Post-Effective Amendment No. 1 to Form S-8

As filed with the Securities and Exchange Commission on November 12, 2008

Registration No. 333-126291

 

 

 

UNITED STATES

SECURITIES AND EXCHANGE COMMISSION

Washington, D.C. 20549

 

 

POST-EFFECTIVE AMENDMENT NO. 1

TO

FORM S-8

REGISTRATION STATEMENT

UNDER

THE SECURITIES ACT OF 1933

 

 

AMPEX CORPORATION

(formerly Ampex Incorporated)

(Exact name of registrant as specified in its charter)

 

Delaware   13-3667696
(State or other jurisdiction of incorporation or organization)   (I.R.S. Employer Identification Number)

1228 Douglas Avenue

Redwood City, CA 94063

(650) 367-4111

(Address of principal executive offices, including zip code)

 

 

AMPEX CORPORATION 1992 STOCK INCENTIVE PLAN, AS AMENDED

(Full title of the plan)

 

 

Joel D. Talcott, Esq.

Ampex Corporation

1228 Douglas Avenue

Redwood City, CA 94063

(650) 367-3330

(Name, address and telephone number, including area code, of agent for service)

 

Large accelerated filer  ¨   Accelerated filer  ¨   Non-accelerated filer  ¨   Smaller reporting company  x
   

(Do not check if a smaller

reporting company)

=== Given entries ===

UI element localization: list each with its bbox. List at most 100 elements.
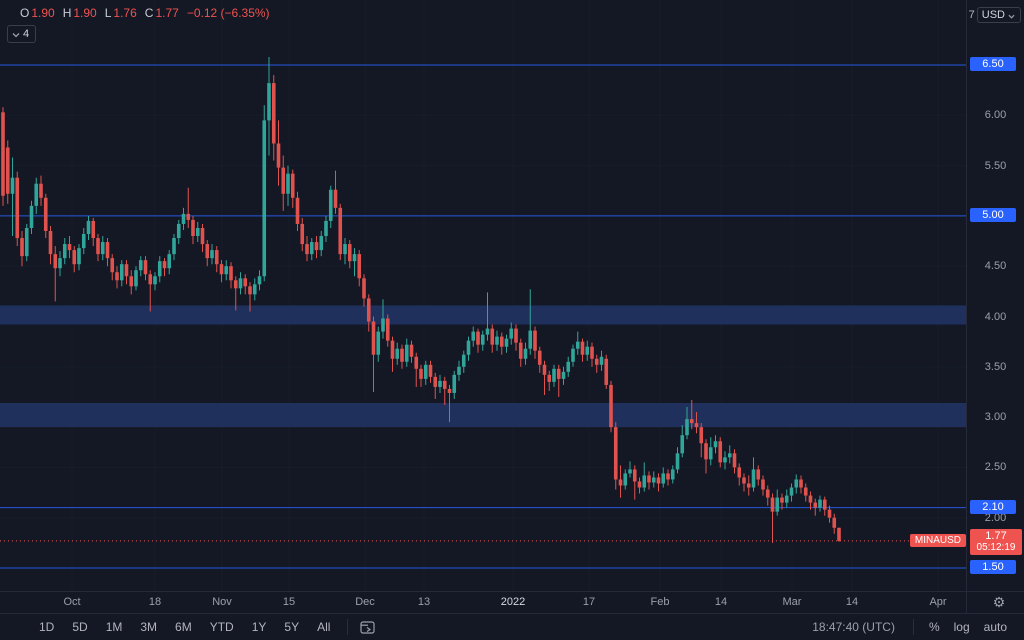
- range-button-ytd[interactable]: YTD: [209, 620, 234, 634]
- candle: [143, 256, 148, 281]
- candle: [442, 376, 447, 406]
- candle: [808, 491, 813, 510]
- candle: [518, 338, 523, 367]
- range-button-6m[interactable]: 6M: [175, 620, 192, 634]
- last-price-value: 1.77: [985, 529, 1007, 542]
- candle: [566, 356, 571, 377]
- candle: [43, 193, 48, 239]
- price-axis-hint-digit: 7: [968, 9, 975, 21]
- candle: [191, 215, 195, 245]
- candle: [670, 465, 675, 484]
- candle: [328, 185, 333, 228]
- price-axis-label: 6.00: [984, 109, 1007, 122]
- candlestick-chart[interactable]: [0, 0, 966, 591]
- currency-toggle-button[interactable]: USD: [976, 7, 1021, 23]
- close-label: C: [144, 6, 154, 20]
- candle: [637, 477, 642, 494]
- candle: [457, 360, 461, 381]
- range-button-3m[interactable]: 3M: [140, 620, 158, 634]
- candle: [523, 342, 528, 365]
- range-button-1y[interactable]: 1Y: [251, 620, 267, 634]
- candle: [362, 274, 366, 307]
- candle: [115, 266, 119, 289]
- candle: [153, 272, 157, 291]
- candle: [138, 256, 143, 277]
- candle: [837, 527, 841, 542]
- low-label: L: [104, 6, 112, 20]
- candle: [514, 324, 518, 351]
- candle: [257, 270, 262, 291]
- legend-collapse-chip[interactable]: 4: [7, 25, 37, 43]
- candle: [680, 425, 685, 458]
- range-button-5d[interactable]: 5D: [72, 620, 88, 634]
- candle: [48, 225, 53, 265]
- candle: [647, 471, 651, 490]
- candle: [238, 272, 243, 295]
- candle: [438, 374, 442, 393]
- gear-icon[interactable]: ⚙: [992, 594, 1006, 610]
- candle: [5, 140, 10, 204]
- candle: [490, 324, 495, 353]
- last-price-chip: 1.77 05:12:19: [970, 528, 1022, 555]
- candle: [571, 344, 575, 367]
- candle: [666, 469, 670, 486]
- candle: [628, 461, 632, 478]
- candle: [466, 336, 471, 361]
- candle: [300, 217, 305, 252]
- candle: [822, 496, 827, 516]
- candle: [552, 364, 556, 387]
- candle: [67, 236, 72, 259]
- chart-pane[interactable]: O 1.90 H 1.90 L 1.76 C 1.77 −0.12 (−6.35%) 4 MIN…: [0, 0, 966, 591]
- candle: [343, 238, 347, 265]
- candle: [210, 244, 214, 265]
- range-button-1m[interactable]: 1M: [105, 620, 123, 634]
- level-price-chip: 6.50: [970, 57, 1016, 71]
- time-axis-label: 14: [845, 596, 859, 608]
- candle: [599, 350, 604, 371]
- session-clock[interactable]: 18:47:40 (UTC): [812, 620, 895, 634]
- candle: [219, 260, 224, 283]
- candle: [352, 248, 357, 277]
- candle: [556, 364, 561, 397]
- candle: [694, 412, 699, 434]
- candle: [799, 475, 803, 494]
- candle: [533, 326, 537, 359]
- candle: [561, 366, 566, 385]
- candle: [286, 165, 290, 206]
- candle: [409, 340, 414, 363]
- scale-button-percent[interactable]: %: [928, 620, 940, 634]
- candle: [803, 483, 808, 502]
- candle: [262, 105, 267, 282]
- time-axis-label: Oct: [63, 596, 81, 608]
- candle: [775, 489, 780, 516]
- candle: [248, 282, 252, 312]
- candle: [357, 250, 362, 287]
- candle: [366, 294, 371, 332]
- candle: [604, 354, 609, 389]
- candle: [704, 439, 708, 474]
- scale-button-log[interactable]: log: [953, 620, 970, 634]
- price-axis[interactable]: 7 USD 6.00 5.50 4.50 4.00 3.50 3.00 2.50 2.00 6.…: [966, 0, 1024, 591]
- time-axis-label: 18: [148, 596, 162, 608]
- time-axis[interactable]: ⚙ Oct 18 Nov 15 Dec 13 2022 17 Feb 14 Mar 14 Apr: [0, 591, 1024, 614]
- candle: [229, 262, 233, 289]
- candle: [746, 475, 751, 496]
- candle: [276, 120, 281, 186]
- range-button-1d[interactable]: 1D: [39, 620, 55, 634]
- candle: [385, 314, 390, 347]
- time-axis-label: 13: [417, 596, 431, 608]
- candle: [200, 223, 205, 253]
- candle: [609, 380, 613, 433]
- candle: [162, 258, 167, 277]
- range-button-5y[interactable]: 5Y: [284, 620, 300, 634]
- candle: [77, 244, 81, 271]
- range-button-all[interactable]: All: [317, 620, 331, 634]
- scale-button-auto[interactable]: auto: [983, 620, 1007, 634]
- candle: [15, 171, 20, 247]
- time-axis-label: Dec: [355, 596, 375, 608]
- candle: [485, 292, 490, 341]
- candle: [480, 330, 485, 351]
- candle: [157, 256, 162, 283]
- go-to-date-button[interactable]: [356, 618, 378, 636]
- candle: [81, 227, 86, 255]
...
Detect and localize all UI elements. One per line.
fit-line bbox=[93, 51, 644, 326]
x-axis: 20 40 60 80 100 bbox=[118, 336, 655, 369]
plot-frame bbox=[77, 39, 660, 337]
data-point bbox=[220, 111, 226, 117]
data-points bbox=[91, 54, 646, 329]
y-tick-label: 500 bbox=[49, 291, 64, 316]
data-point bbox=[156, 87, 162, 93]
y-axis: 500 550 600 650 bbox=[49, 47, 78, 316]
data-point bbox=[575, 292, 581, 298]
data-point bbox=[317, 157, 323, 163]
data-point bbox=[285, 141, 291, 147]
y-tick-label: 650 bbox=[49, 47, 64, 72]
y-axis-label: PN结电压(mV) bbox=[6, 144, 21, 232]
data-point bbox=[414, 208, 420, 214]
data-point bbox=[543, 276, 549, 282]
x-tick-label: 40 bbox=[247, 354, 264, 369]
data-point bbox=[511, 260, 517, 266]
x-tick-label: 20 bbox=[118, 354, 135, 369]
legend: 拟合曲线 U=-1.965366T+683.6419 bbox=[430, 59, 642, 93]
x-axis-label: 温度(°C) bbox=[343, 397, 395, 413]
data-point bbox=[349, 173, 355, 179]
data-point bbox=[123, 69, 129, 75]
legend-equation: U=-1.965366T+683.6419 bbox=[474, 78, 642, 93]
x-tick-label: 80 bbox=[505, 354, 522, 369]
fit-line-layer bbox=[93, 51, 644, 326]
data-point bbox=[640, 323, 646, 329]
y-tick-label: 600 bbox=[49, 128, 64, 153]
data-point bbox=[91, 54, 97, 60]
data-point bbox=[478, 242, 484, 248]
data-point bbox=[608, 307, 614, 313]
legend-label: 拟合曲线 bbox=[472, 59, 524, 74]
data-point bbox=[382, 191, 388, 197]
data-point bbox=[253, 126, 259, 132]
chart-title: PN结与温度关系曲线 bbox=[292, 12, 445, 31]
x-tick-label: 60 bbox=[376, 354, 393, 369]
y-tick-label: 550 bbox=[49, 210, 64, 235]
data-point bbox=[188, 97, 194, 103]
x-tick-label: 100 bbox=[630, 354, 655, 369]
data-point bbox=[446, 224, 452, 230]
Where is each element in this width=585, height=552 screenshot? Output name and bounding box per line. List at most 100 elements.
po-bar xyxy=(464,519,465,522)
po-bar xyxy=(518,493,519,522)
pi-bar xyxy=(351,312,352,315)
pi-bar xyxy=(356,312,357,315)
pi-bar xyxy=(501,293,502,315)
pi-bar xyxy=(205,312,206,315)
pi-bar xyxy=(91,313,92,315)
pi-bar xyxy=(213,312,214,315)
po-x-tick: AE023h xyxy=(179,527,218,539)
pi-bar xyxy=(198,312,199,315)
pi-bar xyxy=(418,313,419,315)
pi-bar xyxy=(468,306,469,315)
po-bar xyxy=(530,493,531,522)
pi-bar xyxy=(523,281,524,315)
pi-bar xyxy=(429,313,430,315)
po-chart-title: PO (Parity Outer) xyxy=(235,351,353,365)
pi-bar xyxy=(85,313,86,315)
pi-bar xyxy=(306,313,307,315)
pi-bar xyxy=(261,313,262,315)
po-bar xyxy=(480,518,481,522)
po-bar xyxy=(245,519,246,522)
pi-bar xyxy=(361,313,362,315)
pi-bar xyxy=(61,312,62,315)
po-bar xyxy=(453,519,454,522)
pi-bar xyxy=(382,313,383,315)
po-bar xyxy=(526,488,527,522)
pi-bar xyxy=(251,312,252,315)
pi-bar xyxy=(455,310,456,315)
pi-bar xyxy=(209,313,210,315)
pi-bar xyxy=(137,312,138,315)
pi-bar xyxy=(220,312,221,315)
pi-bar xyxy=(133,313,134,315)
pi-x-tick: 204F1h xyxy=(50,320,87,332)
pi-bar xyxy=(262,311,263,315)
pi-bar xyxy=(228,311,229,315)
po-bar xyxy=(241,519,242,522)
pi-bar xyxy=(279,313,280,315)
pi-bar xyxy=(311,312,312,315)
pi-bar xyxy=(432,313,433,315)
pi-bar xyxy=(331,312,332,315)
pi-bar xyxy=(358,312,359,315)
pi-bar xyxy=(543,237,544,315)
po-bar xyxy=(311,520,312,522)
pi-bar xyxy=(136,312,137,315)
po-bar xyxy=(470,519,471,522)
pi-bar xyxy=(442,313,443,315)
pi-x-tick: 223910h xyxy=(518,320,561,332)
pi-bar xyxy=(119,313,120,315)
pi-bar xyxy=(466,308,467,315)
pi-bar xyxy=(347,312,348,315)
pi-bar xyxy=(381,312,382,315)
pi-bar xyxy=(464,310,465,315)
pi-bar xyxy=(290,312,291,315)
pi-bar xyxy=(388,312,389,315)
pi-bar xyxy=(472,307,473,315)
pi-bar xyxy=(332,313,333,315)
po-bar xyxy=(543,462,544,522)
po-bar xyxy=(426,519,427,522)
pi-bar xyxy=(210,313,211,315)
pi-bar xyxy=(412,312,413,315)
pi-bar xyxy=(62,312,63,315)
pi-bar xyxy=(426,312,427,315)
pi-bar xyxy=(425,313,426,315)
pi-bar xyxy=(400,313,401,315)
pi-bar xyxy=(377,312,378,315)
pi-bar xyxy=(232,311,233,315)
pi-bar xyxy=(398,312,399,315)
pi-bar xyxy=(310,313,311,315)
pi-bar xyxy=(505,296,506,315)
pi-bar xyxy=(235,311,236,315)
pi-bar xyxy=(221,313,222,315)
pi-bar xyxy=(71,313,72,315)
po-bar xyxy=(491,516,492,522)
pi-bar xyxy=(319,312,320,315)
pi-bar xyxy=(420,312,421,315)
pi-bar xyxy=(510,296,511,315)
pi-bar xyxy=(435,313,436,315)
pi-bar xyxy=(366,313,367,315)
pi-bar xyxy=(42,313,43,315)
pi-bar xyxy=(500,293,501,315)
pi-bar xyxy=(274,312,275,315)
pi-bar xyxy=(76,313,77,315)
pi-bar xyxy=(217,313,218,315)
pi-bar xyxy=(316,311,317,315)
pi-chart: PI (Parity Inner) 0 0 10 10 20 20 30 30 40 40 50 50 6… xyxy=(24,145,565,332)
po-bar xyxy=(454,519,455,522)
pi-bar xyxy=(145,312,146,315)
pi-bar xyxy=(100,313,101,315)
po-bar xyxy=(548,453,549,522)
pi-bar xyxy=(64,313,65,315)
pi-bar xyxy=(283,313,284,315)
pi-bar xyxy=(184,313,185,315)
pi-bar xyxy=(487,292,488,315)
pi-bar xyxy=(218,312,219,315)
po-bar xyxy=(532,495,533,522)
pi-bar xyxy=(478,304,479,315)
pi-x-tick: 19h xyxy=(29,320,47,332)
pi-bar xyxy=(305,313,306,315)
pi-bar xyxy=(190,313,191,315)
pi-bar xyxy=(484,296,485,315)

=== What you are asked to do ===
Answer each of these questions from the Ampex filing:
(a) On what date was it filed with the Securities and Exchange Commission?
(b) In which state is the registrant incorporated?
(c) Who is named as the agent for service?
The data shown here comes from a separate source, unrelated to the Ampex filing.

=== Response below ===
(a) November 12, 2008
(b) Delaware
(c) Joel D. Talcott, Esq.